== Records ==
··········

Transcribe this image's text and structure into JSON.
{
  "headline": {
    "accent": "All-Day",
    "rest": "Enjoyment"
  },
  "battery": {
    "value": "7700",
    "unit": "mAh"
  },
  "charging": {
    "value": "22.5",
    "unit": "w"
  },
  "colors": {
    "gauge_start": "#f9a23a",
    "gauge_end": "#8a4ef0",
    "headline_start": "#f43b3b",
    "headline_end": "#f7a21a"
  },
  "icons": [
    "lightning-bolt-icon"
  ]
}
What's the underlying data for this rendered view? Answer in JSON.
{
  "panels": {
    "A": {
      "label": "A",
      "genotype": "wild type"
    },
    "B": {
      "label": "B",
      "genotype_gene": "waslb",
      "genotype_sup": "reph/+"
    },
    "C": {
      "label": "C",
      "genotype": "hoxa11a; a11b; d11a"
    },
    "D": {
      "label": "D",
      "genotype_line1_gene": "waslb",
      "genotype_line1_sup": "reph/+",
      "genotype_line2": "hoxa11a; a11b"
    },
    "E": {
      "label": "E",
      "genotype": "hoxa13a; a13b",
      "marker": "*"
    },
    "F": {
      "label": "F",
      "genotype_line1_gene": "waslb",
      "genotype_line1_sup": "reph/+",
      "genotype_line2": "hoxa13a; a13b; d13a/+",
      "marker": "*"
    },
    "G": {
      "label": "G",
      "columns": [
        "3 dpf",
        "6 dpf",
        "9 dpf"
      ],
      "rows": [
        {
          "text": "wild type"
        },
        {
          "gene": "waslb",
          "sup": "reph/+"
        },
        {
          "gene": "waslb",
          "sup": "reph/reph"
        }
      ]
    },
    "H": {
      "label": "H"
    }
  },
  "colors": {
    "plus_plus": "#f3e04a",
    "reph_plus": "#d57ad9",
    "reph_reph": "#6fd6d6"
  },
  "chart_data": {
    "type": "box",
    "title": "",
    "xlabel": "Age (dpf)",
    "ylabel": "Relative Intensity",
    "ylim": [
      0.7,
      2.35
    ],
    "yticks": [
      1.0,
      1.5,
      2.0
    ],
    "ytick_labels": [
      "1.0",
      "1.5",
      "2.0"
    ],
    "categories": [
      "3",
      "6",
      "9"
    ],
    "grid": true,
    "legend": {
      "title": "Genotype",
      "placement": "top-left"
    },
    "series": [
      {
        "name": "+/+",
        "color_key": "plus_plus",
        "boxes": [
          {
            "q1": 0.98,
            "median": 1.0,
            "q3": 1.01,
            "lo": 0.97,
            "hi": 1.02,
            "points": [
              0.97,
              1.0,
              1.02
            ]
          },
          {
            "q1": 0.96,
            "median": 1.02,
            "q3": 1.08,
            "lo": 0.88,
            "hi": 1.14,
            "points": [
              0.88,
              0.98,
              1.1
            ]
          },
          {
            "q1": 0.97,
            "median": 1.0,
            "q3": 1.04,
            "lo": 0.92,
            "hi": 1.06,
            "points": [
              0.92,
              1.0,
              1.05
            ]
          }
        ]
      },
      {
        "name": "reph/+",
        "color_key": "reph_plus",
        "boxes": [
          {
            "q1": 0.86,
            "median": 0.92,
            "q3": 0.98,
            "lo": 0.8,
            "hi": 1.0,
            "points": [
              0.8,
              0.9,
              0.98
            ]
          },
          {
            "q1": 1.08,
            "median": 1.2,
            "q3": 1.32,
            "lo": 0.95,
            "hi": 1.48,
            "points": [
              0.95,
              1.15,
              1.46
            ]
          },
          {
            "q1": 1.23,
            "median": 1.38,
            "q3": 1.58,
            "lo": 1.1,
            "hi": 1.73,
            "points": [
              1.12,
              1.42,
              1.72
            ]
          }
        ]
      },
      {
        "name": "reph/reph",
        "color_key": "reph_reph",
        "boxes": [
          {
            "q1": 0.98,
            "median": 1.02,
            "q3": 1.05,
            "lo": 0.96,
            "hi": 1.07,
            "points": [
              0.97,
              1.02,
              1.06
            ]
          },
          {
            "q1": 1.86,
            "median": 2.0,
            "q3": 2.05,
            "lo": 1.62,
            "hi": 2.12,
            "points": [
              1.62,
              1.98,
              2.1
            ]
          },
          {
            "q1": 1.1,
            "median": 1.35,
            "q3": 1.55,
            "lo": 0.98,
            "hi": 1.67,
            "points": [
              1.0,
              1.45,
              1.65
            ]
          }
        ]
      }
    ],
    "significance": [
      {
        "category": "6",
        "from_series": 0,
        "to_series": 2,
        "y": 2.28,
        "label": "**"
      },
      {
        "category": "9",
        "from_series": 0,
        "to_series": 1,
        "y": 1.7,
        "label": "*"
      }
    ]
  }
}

··········

== Stated task ==
Give all of the entries again, word for word.

== Task result ==
Transcribe this image's text and structure into JSON.
{
  "headline": {
    "accent": "All-Day",
    "rest": "Enjoyment"
  },
  "battery": {
    "value": "7700",
    "unit": "mAh"
  },
  "charging": {
    "value": "22.5",
    "unit": "w"
  },
  "colors": {
    "gauge_start": "#f9a23a",
    "gauge_end": "#8a4ef0",
    "headline_start": "#f43b3b",
    "headline_end": "#f7a21a"
  },
  "icons": [
    "lightning-bolt-icon"
  ]
}
What's the underlying data for this rendered view? Answer in JSON.
{
  "panels": {
    "A": {
      "label": "A",
      "genotype": "wild type"
    },
    "B": {
      "label": "B",
      "genotype_gene": "waslb",
      "genotype_sup": "reph/+"
    },
    "C": {
      "label": "C",
      "genotype": "hoxa11a; a11b; d11a"
    },
    "D": {
      "label": "D",
      "genotype_line1_gene": "waslb",
      "genotype_line1_sup": "reph/+",
      "genotype_line2": "hoxa11a; a11b"
    },
    "E": {
      "label": "E",
      "genotype": "hoxa13a; a13b",
      "marker": "*"
    },
    "F": {
      "label": "F",
      "genotype_line1_gene": "waslb",
      "genotype_line1_sup": "reph/+",
      "genotype_line2": "hoxa13a; a13b; d13a/+",
      "marker": "*"
    },
    "G": {
      "label": "G",
      "columns": [
        "3 dpf",
        "6 dpf",
        "9 dpf"
      ],
      "rows": [
        {
          "text": "wild type"
        },
        {
          "gene": "waslb",
          "sup": "reph/+"
        },
        {
          "gene": "waslb",
          "sup": "reph/reph"
        }
      ]
    },
    "H": {
      "label": "H"
    }
  },
  "colors": {
    "plus_plus": "#f3e04a",
    "reph_plus": "#d57ad9",
    "reph_reph": "#6fd6d6"
  },
  "chart_data": {
    "type": "box",
    "title": "",
    "xlabel": "Age (dpf)",
    "ylabel": "Relative Intensity",
    "ylim": [
      0.7,
      2.35
    ],
    "yticks": [
      1.0,
      1.5,
      2.0
    ],
    "ytick_labels": [
      "1.0",
      "1.5",
      "2.0"
    ],
    "categories": [
      "3",
      "6",
      "9"
    ],
    "grid": true,
    "legend": {
      "title": "Genotype",
      "placement": "top-left"
    },
    "series": [
      {
        "name": "+/+",
        "color_key": "plus_plus",
        "boxes": [
          {
            "q1": 0.98,
            "median": 1.0,
            "q3": 1.01,
            "lo": 0.97,
            "hi": 1.02,
            "points": [
              0.97,
              1.0,
              1.02
            ]
          },
          {
            "q1": 0.96,
            "median": 1.02,
            "q3": 1.08,
            "lo": 0.88,
            "hi": 1.14,
            "points": [
              0.88,
              0.98,
              1.1
            ]
          },
          {
            "q1": 0.97,
            "median": 1.0,
            "q3": 1.04,
            "lo": 0.92,
            "hi": 1.06,
            "points": [
              0.92,
              1.0,
              1.05
            ]
          }
        ]
      },
      {
        "name": "reph/+",
        "color_key": "reph_plus",
        "boxes": [
          {
            "q1": 0.86,
            "median": 0.92,
            "q3": 0.98,
            "lo": 0.8,
            "hi": 1.0,
            "points": [
              0.8,
              0.9,
              0.98
            ]
          },
          {
            "q1": 1.08,
            "median": 1.2,
            "q3": 1.32,
            "lo": 0.95,
            "hi": 1.48,
            "points": [
              0.95,
              1.15,
              1.46
            ]
          },
          {
            "q1": 1.23,
            "median": 1.38,
            "q3": 1.58,
            "lo": 1.1,
            "hi": 1.73,
            "points": [
              1.12,
              1.42,
              1.72
            ]
          }
        ]
      },
      {
        "name": "reph/reph",
        "color_key": "reph_reph",
        "boxes": [
          {
            "q1": 0.98,
            "median": 1.02,
            "q3": 1.05,
            "lo": 0.96,
            "hi": 1.07,
            "points": [
              0.97,
              1.02,
              1.06
            ]
          },
          {
            "q1": 1.86,
            "median": 2.0,
            "q3": 2.05,
            "lo": 1.62,
            "hi": 2.12,
            "points": [
              1.62,
              1.98,
              2.1
            ]
          },
          {
            "q1": 1.1,
            "median": 1.35,
            "q3": 1.55,
            "lo": 0.98,
            "hi": 1.67,
            "points": [
              1.0,
              1.45,
              1.65
            ]
          }
        ]
      }
    ],
    "significance": [
      {
        "category": "6",
        "from_series": 0,
        "to_series": 2,
        "y": 2.28,
        "label": "**"
      },
      {
        "category": "9",
        "from_series": 0,
        "to_series": 1,
        "y": 1.7,
        "label": "*"
      }
    ]
  }
}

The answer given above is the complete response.